EXERCISE DESCRIPTION
Collect all lines from the records below that include the word "的图象与".

[Items listed in a dataset]
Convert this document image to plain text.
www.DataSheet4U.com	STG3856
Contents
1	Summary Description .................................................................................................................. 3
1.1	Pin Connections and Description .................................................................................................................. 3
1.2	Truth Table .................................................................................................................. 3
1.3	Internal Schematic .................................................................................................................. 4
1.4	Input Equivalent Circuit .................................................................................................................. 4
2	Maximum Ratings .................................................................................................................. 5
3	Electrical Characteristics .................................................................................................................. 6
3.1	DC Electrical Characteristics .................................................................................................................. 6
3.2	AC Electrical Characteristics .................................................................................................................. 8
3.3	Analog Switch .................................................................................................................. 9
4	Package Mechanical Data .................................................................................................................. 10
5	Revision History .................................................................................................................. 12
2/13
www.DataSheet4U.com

==

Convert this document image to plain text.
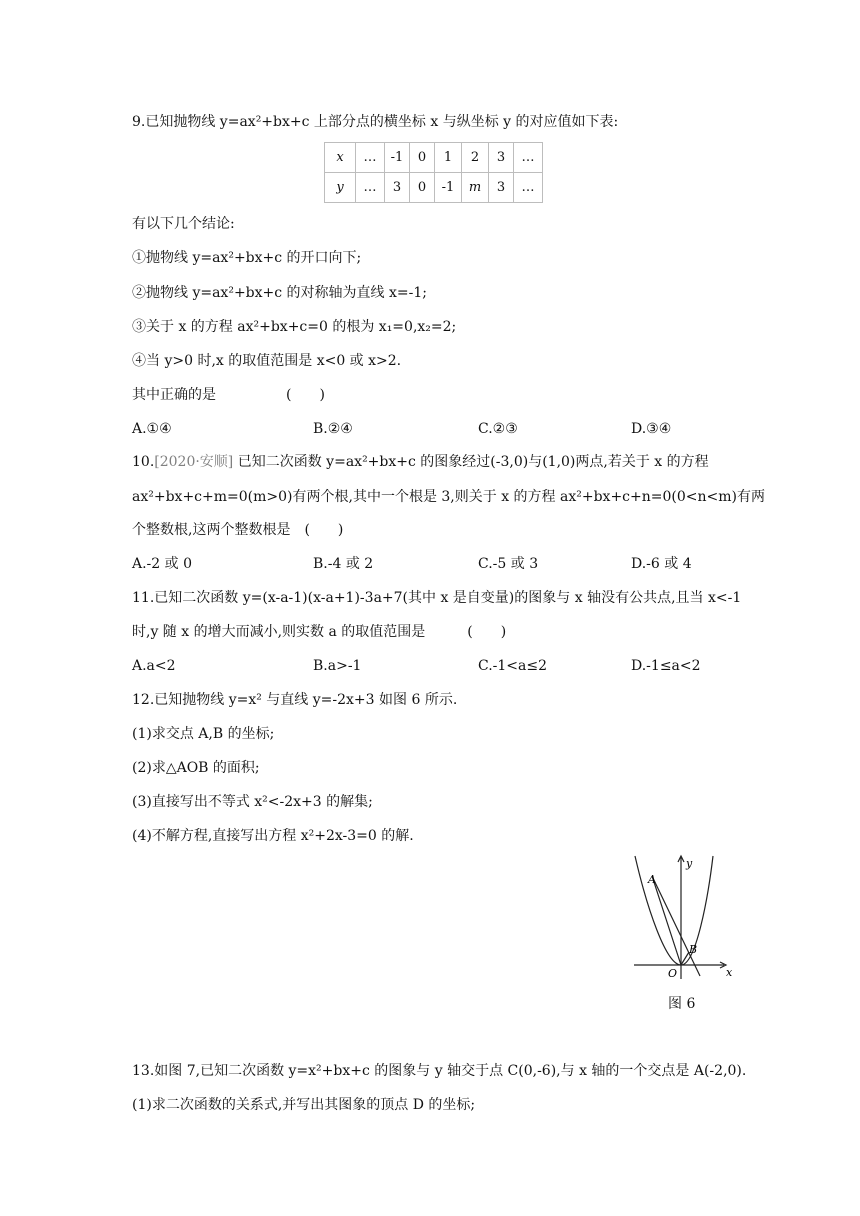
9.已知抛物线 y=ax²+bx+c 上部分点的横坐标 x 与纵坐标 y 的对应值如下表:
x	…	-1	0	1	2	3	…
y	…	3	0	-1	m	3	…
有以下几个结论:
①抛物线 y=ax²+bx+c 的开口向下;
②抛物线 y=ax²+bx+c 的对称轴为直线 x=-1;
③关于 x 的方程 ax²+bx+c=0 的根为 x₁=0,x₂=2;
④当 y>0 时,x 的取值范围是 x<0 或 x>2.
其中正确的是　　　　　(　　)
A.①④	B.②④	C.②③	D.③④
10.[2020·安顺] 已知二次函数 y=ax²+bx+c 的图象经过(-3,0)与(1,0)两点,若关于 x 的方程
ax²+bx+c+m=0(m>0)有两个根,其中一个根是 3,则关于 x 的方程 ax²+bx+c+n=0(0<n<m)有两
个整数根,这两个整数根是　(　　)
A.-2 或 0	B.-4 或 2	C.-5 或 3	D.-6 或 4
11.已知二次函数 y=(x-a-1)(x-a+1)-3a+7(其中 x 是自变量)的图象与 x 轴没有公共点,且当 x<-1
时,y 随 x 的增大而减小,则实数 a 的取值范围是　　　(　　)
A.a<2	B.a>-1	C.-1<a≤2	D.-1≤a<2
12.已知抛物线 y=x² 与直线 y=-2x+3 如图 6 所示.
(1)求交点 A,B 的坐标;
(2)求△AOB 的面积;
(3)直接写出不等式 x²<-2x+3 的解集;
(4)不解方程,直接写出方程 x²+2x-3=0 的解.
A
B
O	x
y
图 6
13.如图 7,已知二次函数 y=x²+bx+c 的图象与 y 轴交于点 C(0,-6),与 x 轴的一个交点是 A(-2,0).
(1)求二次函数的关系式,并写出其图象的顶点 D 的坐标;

RESPONSE TO THE EXERCISE
11.已知二次函数 y=(x-a-1)(x-a+1)-3a+7(其中 x 是自变量)的图象与 x 轴没有公共点,且当 x<-1
13.如图 7,已知二次函数 y=x²+bx+c 的图象与 y 轴交于点 C(0,-6),与 x 轴的一个交点是 A(-2,0).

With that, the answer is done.